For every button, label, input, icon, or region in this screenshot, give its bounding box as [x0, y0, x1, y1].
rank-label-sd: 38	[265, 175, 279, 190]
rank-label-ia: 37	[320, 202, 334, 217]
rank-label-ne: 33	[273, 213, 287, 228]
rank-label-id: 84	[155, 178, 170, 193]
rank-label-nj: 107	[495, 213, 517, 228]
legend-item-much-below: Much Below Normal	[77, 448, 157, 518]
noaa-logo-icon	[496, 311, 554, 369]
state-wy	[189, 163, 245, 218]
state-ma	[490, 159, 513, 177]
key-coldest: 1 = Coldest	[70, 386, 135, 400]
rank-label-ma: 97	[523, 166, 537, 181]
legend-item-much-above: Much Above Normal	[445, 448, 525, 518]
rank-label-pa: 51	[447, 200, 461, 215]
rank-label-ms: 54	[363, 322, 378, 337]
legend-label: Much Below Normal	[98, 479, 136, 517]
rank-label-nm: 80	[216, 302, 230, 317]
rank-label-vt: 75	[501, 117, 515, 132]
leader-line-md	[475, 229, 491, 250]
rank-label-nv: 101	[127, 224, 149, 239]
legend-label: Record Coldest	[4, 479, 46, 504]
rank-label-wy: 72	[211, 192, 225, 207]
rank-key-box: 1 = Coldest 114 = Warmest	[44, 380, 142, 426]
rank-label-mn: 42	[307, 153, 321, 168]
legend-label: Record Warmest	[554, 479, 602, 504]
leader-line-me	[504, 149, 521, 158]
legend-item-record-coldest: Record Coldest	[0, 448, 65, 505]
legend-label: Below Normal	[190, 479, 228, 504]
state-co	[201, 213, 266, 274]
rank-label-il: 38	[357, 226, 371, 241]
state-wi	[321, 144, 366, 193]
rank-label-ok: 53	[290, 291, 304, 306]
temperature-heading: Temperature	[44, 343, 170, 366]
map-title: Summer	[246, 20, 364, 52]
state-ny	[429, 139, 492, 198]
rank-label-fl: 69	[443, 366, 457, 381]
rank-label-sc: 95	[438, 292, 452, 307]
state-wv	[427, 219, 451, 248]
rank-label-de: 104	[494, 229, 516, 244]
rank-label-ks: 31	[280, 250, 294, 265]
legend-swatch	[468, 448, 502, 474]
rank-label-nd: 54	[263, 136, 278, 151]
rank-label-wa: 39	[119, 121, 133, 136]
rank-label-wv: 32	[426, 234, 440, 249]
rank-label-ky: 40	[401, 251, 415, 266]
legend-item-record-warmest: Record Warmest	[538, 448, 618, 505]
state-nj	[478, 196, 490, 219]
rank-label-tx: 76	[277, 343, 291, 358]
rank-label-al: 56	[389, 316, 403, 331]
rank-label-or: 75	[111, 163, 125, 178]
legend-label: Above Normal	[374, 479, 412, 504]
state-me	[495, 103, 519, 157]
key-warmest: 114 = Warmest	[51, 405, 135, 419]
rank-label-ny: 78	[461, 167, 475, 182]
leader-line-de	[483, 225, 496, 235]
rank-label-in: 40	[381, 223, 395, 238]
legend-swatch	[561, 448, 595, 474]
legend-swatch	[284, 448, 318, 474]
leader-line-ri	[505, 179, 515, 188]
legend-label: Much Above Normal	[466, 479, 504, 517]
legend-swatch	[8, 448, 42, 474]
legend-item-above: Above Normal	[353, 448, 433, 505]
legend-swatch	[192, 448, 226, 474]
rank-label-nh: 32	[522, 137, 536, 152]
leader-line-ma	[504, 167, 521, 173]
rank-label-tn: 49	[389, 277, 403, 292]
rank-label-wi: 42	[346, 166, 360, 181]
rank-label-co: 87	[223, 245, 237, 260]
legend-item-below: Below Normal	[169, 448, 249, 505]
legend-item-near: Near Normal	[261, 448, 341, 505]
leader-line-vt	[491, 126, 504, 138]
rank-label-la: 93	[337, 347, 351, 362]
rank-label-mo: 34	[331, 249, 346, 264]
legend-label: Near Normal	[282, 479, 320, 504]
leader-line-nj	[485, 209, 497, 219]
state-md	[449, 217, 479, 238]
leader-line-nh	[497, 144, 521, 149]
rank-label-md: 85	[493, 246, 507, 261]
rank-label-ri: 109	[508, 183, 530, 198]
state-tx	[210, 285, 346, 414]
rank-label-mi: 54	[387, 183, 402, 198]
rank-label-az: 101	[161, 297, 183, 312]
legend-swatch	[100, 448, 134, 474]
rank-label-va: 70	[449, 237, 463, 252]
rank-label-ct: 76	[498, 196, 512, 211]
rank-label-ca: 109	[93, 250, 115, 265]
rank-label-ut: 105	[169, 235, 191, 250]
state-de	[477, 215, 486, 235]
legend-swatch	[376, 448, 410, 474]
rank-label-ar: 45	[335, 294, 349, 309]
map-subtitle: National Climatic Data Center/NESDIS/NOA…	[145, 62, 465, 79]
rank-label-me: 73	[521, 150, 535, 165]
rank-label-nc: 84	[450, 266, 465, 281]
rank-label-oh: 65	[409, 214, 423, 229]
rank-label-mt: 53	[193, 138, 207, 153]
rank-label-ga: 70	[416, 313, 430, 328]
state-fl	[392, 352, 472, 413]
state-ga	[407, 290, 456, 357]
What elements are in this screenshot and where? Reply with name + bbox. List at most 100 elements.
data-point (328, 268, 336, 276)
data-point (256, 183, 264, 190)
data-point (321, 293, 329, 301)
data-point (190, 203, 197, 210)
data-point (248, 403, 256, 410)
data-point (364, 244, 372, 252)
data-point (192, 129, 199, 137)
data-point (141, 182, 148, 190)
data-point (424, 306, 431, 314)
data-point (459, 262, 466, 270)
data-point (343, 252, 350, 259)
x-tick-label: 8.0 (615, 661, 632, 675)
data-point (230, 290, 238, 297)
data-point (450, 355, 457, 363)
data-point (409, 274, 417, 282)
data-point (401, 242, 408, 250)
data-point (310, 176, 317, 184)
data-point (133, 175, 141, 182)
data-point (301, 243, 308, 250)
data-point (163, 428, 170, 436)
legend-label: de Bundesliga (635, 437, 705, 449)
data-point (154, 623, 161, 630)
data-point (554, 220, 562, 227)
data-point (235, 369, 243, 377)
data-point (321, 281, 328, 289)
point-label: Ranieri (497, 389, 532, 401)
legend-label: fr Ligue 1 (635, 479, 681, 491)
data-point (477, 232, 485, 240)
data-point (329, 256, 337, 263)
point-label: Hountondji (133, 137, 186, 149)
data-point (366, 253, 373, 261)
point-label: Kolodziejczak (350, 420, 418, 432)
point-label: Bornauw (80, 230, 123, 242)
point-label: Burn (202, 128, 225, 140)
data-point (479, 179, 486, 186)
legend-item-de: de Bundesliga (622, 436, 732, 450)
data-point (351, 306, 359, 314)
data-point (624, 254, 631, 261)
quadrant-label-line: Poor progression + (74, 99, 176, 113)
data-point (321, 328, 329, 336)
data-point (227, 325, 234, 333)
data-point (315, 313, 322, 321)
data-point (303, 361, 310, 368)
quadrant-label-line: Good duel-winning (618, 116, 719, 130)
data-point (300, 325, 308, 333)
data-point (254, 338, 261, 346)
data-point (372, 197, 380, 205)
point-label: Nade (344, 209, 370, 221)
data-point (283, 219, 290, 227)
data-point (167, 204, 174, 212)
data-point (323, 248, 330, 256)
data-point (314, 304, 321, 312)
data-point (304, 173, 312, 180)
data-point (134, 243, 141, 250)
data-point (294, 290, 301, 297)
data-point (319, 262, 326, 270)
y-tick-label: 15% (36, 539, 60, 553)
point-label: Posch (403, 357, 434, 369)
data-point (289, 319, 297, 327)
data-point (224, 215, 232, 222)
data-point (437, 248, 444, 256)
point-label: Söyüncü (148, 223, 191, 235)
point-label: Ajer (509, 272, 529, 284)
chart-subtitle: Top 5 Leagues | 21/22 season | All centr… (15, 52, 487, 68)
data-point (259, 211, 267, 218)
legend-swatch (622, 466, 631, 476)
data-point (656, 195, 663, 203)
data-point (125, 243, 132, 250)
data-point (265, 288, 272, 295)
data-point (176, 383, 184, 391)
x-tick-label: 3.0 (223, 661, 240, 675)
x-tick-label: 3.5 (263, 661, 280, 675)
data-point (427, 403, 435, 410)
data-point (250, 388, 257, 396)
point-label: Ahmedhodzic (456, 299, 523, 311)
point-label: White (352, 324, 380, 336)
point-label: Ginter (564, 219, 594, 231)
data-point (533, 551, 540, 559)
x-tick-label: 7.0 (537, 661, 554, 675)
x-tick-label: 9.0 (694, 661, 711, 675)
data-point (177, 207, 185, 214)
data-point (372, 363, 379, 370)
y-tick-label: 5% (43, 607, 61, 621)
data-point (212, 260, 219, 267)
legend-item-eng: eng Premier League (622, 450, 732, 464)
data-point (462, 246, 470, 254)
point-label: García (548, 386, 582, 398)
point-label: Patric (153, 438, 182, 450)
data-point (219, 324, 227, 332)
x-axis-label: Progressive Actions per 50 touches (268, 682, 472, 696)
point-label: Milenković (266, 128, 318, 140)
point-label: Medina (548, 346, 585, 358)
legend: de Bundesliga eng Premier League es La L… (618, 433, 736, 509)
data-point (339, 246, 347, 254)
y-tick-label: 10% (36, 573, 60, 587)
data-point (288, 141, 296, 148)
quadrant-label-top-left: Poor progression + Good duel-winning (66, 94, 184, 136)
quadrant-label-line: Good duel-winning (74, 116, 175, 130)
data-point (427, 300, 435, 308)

———

=== Work to complete ===
Copy the records from the first line through the line that contains "166, 537, 181]", inclusive, swapping "Much Below Normal" for "Far Below Normal" and leaving everything else unchanged.

=== Output for this exercise ===
For every button, label, input, icon, or region in this screenshot, give its bounding box as [x0, y0, x1, y1].
rank-label-sd: 38	[265, 175, 279, 190]
rank-label-ia: 37	[320, 202, 334, 217]
rank-label-ne: 33	[273, 213, 287, 228]
rank-label-id: 84	[155, 178, 170, 193]
rank-label-nj: 107	[495, 213, 517, 228]
legend-item-much-below: Far Below Normal	[77, 448, 157, 518]
noaa-logo-icon	[496, 311, 554, 369]
state-wy	[189, 163, 245, 218]
state-ma	[490, 159, 513, 177]
key-coldest: 1 = Coldest	[70, 386, 135, 400]
rank-label-ma: 97	[523, 166, 537, 181]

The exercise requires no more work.